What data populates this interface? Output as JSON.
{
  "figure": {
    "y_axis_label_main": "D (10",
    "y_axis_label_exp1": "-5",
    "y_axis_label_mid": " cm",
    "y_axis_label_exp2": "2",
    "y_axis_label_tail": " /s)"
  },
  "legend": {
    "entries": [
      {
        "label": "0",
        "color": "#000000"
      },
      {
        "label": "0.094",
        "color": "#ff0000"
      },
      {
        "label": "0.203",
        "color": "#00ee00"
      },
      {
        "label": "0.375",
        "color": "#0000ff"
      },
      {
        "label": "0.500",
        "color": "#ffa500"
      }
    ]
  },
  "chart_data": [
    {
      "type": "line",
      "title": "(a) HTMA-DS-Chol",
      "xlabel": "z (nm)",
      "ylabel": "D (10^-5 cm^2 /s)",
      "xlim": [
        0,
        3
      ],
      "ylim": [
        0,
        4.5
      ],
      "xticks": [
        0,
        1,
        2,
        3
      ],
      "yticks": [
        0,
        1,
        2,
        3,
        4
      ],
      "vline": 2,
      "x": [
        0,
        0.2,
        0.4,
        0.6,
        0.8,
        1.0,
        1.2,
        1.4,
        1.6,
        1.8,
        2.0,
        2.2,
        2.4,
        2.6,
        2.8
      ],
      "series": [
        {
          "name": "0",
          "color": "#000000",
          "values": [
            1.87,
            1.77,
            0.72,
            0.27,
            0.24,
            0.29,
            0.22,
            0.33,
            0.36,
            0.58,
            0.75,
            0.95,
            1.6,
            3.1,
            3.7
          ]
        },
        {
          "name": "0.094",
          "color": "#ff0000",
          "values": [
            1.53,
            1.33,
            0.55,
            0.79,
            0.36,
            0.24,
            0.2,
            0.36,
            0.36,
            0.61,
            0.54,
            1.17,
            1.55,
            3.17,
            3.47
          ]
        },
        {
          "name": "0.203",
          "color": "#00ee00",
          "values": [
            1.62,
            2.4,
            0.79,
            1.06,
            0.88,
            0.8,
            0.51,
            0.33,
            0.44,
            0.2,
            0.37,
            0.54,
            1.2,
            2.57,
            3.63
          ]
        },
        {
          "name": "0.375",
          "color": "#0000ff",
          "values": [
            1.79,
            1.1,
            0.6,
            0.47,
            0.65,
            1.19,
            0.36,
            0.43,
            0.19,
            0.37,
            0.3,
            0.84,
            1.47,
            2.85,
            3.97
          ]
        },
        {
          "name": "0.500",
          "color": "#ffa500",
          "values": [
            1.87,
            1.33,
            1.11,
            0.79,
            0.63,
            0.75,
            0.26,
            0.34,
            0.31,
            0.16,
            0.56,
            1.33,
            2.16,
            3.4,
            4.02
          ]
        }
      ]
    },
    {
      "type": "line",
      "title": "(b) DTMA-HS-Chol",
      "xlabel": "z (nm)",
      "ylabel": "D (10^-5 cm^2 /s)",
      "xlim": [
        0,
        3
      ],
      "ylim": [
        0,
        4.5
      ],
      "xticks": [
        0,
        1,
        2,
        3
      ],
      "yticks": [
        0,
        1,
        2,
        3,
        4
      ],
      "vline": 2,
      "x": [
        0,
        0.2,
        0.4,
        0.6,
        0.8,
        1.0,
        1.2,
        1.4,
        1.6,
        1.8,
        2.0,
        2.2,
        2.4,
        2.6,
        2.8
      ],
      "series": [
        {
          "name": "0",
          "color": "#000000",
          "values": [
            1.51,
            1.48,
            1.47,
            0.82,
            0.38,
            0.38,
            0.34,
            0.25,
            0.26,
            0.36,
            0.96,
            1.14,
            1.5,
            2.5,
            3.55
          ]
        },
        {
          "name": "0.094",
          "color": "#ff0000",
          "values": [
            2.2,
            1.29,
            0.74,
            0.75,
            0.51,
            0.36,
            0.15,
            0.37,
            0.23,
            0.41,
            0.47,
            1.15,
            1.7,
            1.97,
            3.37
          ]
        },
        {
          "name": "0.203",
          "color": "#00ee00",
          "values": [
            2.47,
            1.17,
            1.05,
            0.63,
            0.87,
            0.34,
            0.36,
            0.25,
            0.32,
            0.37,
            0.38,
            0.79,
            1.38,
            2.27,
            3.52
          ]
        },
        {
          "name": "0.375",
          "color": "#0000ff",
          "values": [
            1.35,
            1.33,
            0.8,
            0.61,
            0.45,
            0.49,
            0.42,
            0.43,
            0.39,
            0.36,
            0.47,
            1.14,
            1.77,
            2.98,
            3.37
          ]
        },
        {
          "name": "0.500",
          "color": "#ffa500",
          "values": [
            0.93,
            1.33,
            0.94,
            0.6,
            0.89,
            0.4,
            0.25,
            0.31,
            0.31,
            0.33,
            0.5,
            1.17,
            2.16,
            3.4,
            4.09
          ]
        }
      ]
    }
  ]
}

:::

* Work to complete: Every record above needs to be repeated word for word.

* The answer:
What data populates this interface? Output as JSON.
{
  "figure": {
    "y_axis_label_main": "D (10",
    "y_axis_label_exp1": "-5",
    "y_axis_label_mid": " cm",
    "y_axis_label_exp2": "2",
    "y_axis_label_tail": " /s)"
  },
  "legend": {
    "entries": [
      {
        "label": "0",
        "color": "#000000"
      },
      {
        "label": "0.094",
        "color": "#ff0000"
      },
      {
        "label": "0.203",
        "color": "#00ee00"
      },
      {
        "label": "0.375",
        "color": "#0000ff"
      },
      {
        "label": "0.500",
        "color": "#ffa500"
      }
    ]
  },
  "chart_data": [
    {
      "type": "line",
      "title": "(a) HTMA-DS-Chol",
      "xlabel": "z (nm)",
      "ylabel": "D (10^-5 cm^2 /s)",
      "xlim": [
        0,
        3
      ],
      "ylim": [
        0,
        4.5
      ],
      "xticks": [
        0,
        1,
        2,
        3
      ],
      "yticks": [
        0,
        1,
        2,
        3,
        4
      ],
      "vline": 2,
      "x": [
        0,
        0.2,
        0.4,
        0.6,
        0.8,
        1.0,
        1.2,
        1.4,
        1.6,
        1.8,
        2.0,
        2.2,
        2.4,
        2.6,
        2.8
      ],
      "series": [
        {
          "name": "0",
          "color": "#000000",
          "values": [
            1.87,
            1.77,
            0.72,
            0.27,
            0.24,
            0.29,
            0.22,
            0.33,
            0.36,
            0.58,
            0.75,
            0.95,
            1.6,
            3.1,
            3.7
          ]
        },
        {
          "name": "0.094",
          "color": "#ff0000",
          "values": [
            1.53,
            1.33,
            0.55,
            0.79,
            0.36,
            0.24,
            0.2,
            0.36,
            0.36,
            0.61,
            0.54,
            1.17,
            1.55,
            3.17,
            3.47
          ]
        },
        {
          "name": "0.203",
          "color": "#00ee00",
          "values": [
            1.62,
            2.4,
            0.79,
            1.06,
            0.88,
            0.8,
            0.51,
            0.33,
            0.44,
            0.2,
            0.37,
            0.54,
            1.2,
            2.57,
            3.63
          ]
        },
        {
          "name": "0.375",
          "color": "#0000ff",
          "values": [
            1.79,
            1.1,
            0.6,
            0.47,
            0.65,
            1.19,
            0.36,
            0.43,
            0.19,
            0.37,
            0.3,
            0.84,
            1.47,
            2.85,
            3.97
          ]
        },
        {
          "name": "0.500",
          "color": "#ffa500",
          "values": [
            1.87,
            1.33,
            1.11,
            0.79,
            0.63,
            0.75,
            0.26,
            0.34,
            0.31,
            0.16,
            0.56,
            1.33,
            2.16,
            3.4,
            4.02
          ]
        }
      ]
    },
    {
      "type": "line",
      "title": "(b) DTMA-HS-Chol",
      "xlabel": "z (nm)",
      "ylabel": "D (10^-5 cm^2 /s)",
      "xlim": [
        0,
        3
      ],
      "ylim": [
        0,
        4.5
      ],
      "xticks": [
        0,
        1,
        2,
        3
      ],
      "yticks": [
        0,
        1,
        2,
        3,
        4
      ],
      "vline": 2,
      "x": [
        0,
        0.2,
        0.4,
        0.6,
        0.8,
        1.0,
        1.2,
        1.4,
        1.6,
        1.8,
        2.0,
        2.2,
        2.4,
        2.6,
        2.8
      ],
      "series": [
        {
          "name": "0",
          "color": "#000000",
          "values": [
            1.51,
            1.48,
            1.47,
            0.82,
            0.38,
            0.38,
            0.34,
            0.25,
            0.26,
            0.36,
            0.96,
            1.14,
            1.5,
            2.5,
            3.55
          ]
        },
        {
          "name": "0.094",
          "color": "#ff0000",
          "values": [
            2.2,
            1.29,
            0.74,
            0.75,
            0.51,
            0.36,
            0.15,
            0.37,
            0.23,
            0.41,
            0.47,
            1.15,
            1.7,
            1.97,
            3.37
          ]
        },
        {
          "name": "0.203",
          "color": "#00ee00",
          "values": [
            2.47,
            1.17,
            1.05,
            0.63,
            0.87,
            0.34,
            0.36,
            0.25,
            0.32,
            0.37,
            0.38,
            0.79,
            1.38,
            2.27,
            3.52
          ]
        },
        {
          "name": "0.375",
          "color": "#0000ff",
          "values": [
            1.35,
            1.33,
            0.8,
            0.61,
            0.45,
            0.49,
            0.42,
            0.43,
            0.39,
            0.36,
            0.47,
            1.14,
            1.77,
            2.98,
            3.37
          ]
        },
        {
          "name": "0.500",
          "color": "#ffa500",
          "values": [
            0.93,
            1.33,
            0.94,
            0.6,
            0.89,
            0.4,
            0.25,
            0.31,
            0.31,
            0.33,
            0.5,
            1.17,
            2.16,
            3.4,
            4.09
          ]
        }
      ]
    }
  ]
}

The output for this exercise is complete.